▶ Given request: Exactly as written, print each record in the listing.

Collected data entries

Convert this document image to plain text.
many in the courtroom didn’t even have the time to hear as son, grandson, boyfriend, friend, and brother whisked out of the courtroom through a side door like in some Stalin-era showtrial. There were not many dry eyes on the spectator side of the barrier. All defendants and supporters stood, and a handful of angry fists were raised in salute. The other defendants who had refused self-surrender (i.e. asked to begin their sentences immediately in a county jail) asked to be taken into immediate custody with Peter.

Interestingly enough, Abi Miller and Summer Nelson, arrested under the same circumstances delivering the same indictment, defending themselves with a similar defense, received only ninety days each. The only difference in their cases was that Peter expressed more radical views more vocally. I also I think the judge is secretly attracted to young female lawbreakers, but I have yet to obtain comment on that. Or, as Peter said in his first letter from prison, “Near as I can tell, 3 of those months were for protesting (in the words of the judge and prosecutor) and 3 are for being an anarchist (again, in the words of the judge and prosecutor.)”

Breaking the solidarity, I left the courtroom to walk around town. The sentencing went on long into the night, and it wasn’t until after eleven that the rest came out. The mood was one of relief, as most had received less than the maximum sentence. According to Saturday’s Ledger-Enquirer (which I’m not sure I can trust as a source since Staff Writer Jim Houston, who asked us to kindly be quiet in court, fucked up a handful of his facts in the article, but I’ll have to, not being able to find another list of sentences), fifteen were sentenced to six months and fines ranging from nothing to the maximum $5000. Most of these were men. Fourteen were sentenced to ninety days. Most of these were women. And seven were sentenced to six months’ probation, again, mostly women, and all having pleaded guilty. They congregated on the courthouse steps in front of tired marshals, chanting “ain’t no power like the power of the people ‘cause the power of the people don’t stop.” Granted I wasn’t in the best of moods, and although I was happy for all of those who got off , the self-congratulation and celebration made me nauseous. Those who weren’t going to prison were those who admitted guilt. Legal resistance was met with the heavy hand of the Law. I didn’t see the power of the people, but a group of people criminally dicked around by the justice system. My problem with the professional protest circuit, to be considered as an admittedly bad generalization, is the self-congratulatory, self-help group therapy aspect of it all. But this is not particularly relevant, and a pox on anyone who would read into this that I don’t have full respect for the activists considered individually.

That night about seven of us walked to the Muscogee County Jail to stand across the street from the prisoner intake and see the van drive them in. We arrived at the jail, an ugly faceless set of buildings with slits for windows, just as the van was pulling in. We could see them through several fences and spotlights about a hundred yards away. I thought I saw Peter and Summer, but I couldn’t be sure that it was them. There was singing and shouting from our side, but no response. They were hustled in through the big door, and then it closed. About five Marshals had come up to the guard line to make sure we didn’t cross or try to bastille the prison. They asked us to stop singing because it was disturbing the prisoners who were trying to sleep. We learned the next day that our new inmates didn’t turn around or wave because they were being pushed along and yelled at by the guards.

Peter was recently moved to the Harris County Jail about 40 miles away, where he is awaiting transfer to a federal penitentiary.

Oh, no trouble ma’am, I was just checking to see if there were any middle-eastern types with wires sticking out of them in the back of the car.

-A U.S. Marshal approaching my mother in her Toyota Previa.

▶ Final answer:
Convert this document image to plain text.
many in the courtroom didn’t even have the time to hear as son, grandson, boyfriend, friend, and brother whisked out of the courtroom through a side door like in some Stalin-era showtrial. There were not many dry eyes on the spectator side of the barrier. All defendants and supporters stood, and a handful of angry fists were raised in salute. The other defendants who had refused self-surrender (i.e. asked to begin their sentences immediately in a county jail) asked to be taken into immediate custody with Peter.

Interestingly enough, Abi Miller and Summer Nelson, arrested under the same circumstances delivering the same indictment, defending themselves with a similar defense, received only ninety days each. The only difference in their cases was that Peter expressed more radical views more vocally. I also I think the judge is secretly attracted to young female lawbreakers, but I have yet to obtain comment on that. Or, as Peter said in his first letter from prison, “Near as I can tell, 3 of those months were for protesting (in the words of the judge and prosecutor) and 3 are for being an anarchist (again, in the words of the judge and prosecutor.)”

Breaking the solidarity, I left the courtroom to walk around town. The sentencing went on long into the night, and it wasn’t until after eleven that the rest came out. The mood was one of relief, as most had received less than the maximum sentence. According to Saturday’s Ledger-Enquirer (which I’m not sure I can trust as a source since Staff Writer Jim Houston, who asked us to kindly be quiet in court, fucked up a handful of his facts in the article, but I’ll have to, not being able to find another list of sentences), fifteen were sentenced to six months and fines ranging from nothing to the maximum $5000. Most of these were men. Fourteen were sentenced to ninety days. Most of these were women. And seven were sentenced to six months’ probation, again, mostly women, and all having pleaded guilty. They congregated on the courthouse steps in front of tired marshals, chanting “ain’t no power like the power of the people ‘cause the power of the people don’t stop.” Granted I wasn’t in the best of moods, and although I was happy for all of those who got off , the self-congratulation and celebration made me nauseous. Those who weren’t going to prison were those who admitted guilt. Legal resistance was met with the heavy hand of the Law. I didn’t see the power of the people, but a group of people criminally dicked around by the justice system. My problem with the professional protest circuit, to be considered as an admittedly bad generalization, is the self-congratulatory, self-help group therapy aspect of it all. But this is not particularly relevant, and a pox on anyone who would read into this that I don’t have full respect for the activists considered individually.

That night about seven of us walked to the Muscogee County Jail to stand across the street from the prisoner intake and see the van drive them in. We arrived at the jail, an ugly faceless set of buildings with slits for windows, just as the van was pulling in. We could see them through several fences and spotlights about a hundred yards away. I thought I saw Peter and Summer, but I couldn’t be sure that it was them. There was singing and shouting from our side, but no response. They were hustled in through the big door, and then it closed. About five Marshals had come up to the guard line to make sure we didn’t cross or try to bastille the prison. They asked us to stop singing because it was disturbing the prisoners who were trying to sleep. We learned the next day that our new inmates didn’t turn around or wave because they were being pushed along and yelled at by the guards.

Peter was recently moved to the Harris County Jail about 40 miles away, where he is awaiting transfer to a federal penitentiary.

Oh, no trouble ma’am, I was just checking to see if there were any middle-eastern types with wires sticking out of them in the back of the car.

-A U.S. Marshal approaching my mother in her Toyota Previa.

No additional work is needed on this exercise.